Input data >>
::::::::

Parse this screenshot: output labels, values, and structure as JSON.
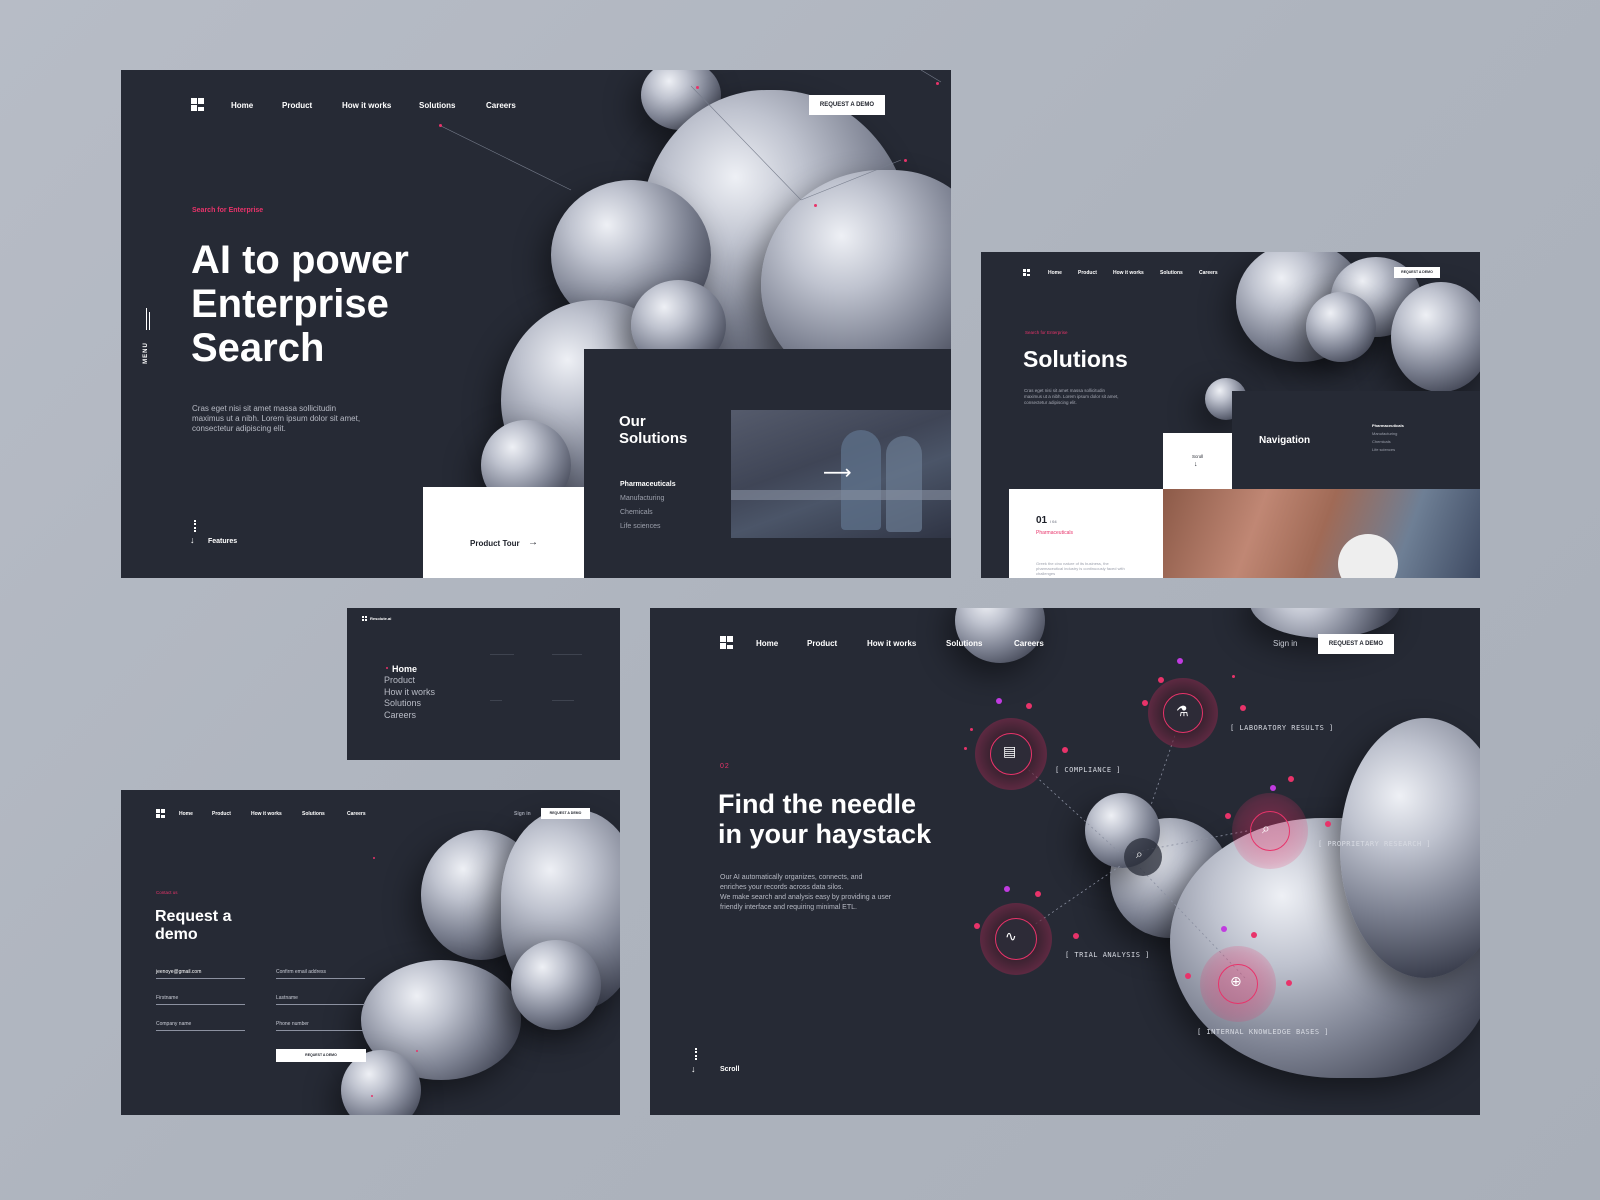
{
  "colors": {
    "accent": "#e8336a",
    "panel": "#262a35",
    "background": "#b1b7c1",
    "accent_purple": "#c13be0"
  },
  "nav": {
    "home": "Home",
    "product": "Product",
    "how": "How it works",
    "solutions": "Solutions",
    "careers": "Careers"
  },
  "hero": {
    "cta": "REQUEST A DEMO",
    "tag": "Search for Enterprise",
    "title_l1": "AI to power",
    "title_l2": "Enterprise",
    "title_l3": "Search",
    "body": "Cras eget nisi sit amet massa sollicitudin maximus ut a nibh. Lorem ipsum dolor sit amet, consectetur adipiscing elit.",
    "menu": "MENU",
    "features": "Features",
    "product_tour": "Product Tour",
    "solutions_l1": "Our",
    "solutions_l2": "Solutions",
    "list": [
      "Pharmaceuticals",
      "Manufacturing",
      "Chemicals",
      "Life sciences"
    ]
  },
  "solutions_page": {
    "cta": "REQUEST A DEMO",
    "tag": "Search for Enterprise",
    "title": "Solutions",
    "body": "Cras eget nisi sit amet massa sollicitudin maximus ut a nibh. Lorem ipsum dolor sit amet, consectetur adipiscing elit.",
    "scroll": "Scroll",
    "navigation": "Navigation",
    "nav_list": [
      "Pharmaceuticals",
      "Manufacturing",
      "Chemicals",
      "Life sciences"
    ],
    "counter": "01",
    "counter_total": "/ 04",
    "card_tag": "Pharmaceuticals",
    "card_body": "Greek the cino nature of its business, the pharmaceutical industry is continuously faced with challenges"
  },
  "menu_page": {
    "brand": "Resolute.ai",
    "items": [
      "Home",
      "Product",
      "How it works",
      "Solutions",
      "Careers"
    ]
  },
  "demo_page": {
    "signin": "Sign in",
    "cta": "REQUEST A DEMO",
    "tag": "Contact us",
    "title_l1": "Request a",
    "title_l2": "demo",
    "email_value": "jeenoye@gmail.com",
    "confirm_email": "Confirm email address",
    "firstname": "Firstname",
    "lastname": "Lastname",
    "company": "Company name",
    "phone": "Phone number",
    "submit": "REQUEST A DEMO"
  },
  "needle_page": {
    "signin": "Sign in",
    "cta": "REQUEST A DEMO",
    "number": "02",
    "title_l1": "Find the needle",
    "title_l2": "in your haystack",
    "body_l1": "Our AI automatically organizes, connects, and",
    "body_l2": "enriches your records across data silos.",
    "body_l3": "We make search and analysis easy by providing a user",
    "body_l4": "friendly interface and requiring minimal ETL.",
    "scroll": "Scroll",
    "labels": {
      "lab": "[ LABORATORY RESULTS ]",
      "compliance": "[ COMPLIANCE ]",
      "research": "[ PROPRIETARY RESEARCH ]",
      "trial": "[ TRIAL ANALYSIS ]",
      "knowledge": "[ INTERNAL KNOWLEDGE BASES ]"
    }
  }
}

::::::::

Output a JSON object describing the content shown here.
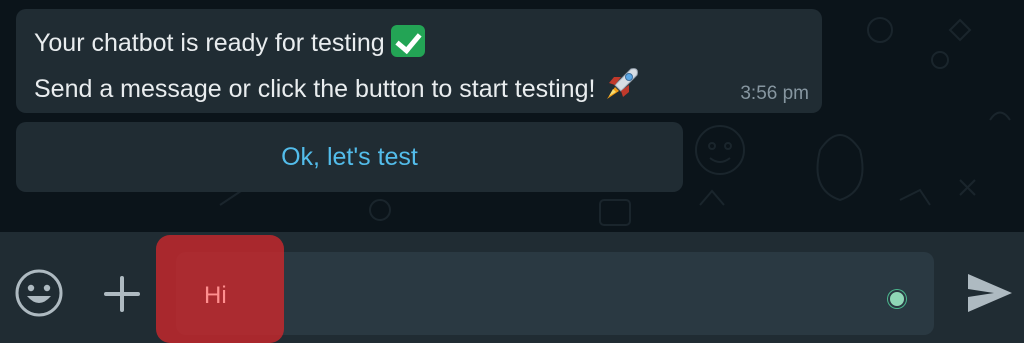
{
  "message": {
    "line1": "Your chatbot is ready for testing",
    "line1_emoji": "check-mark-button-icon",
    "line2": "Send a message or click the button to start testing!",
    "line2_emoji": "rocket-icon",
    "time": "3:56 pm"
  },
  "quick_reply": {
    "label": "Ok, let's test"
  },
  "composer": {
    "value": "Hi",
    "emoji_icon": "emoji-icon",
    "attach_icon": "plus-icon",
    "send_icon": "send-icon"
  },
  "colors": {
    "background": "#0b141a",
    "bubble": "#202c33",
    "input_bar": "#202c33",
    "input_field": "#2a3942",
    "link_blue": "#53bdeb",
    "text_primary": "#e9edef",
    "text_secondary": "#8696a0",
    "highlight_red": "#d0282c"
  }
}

::::::::

Task >> Counting only lines of the data above that hold "JSON", report the total and nothing else.

Reply to the exercise >> 2